What you are asked to do: Write the material out again, line by line, exactly as it is.

Items from a dataset
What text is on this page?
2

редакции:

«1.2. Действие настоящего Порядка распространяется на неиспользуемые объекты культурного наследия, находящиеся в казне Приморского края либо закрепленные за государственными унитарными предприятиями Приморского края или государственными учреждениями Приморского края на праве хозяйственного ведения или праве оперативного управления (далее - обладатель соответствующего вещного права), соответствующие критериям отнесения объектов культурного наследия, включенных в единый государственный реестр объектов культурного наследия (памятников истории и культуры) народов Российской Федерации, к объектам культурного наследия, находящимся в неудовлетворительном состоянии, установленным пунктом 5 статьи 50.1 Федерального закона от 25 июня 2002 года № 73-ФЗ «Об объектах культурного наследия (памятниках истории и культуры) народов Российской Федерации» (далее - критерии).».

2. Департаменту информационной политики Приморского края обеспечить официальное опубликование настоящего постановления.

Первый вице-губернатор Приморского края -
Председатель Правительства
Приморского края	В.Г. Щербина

Answer to this task:
What text is on this page?
2

редакции:

«1.2. Действие настоящего Порядка распространяется на неиспользуемые объекты культурного наследия, находящиеся в казне Приморского края либо закрепленные за государственными унитарными предприятиями Приморского края или государственными учреждениями Приморского края на праве хозяйственного ведения или праве оперативного управления (далее - обладатель соответствующего вещного права), соответствующие критериям отнесения объектов культурного наследия, включенных в единый государственный реестр объектов культурного наследия (памятников истории и культуры) народов Российской Федерации, к объектам культурного наследия, находящимся в неудовлетворительном состоянии, установленным пунктом 5 статьи 50.1 Федерального закона от 25 июня 2002 года № 73-ФЗ «Об объектах культурного наследия (памятниках истории и культуры) народов Российской Федерации» (далее - критерии).».

2. Департаменту информационной политики Приморского края обеспечить официальное опубликование настоящего постановления.

Первый вице-губернатор Приморского края -
Председатель Правительства
Приморского края	В.Г. Щербина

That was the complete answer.